- GIVEN INSTRUCTION -
Write the count of lines that contain the word "icon" and nothing else.

(Dataset entries)
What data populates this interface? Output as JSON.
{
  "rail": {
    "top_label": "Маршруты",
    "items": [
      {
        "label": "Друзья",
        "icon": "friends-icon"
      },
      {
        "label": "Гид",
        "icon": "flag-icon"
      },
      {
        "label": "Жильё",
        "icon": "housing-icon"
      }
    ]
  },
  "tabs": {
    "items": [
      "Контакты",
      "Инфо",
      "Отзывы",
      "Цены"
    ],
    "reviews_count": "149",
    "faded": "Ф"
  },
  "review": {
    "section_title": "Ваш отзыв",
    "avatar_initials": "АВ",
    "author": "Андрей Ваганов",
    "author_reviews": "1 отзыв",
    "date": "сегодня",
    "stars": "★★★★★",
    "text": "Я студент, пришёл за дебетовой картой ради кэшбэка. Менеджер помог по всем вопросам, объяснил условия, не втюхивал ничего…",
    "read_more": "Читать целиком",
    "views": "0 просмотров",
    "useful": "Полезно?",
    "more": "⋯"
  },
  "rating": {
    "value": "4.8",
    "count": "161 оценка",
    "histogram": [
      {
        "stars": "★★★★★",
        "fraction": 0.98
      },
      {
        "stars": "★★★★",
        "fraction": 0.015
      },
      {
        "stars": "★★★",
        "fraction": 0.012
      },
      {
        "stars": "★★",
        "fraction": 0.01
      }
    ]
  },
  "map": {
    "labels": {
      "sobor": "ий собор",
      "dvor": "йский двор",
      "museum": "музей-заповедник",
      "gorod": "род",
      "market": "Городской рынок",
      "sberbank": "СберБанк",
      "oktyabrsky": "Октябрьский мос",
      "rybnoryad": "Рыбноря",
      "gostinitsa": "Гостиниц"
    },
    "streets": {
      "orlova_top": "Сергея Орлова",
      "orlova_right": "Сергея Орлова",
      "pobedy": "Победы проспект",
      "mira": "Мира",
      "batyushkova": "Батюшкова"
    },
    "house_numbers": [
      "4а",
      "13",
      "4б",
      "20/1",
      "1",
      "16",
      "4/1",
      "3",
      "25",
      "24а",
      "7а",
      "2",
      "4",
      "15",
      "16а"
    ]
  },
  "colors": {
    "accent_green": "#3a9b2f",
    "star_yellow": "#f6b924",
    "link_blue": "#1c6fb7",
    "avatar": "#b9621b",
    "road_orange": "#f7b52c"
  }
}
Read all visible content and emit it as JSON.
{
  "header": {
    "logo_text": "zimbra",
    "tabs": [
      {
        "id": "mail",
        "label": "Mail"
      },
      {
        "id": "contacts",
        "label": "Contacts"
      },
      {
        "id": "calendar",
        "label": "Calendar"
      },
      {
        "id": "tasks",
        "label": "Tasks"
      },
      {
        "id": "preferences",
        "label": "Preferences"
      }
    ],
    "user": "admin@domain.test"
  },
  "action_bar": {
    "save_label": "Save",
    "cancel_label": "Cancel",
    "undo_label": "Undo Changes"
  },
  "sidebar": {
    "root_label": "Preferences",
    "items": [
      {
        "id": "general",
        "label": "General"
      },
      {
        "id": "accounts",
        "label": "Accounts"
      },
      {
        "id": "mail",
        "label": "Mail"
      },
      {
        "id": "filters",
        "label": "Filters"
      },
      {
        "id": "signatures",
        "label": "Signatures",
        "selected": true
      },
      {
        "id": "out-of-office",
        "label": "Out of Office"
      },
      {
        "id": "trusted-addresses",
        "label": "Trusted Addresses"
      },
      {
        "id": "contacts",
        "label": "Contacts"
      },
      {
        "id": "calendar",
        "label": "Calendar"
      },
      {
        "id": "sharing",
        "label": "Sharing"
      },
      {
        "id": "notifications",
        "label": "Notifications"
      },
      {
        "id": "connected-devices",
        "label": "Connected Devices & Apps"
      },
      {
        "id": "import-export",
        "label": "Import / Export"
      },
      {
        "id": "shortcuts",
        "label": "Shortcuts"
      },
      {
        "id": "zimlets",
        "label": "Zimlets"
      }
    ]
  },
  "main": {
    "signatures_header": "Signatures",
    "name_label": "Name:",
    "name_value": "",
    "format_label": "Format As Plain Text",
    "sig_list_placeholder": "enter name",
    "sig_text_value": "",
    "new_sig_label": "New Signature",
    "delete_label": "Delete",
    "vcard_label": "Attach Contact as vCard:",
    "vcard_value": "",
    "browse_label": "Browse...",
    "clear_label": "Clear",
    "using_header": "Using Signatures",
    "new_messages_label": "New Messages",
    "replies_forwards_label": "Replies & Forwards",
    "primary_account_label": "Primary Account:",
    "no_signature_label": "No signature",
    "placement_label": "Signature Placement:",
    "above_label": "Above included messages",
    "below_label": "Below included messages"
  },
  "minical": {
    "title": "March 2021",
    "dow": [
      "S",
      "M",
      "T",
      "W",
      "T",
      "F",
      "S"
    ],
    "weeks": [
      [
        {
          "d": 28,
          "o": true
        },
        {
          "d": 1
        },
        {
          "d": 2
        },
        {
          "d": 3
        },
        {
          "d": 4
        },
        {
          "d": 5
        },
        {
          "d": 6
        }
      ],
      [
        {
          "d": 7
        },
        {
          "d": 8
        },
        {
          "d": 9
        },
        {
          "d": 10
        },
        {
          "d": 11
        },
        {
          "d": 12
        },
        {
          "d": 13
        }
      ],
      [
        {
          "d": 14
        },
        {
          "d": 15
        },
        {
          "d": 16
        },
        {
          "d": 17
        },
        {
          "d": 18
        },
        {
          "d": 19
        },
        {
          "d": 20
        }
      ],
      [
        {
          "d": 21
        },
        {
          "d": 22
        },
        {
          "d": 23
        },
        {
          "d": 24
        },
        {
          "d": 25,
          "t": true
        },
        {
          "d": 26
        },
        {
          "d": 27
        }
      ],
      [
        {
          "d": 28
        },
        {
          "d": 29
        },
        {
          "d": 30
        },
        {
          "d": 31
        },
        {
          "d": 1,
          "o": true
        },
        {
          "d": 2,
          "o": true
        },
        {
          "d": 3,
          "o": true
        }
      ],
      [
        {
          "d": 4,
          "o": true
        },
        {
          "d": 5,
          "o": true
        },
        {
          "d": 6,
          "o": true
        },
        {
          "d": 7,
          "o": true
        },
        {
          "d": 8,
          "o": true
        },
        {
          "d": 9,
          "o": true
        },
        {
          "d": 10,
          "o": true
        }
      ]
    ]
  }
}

- ANSWER TO THIS EXERCISE -
3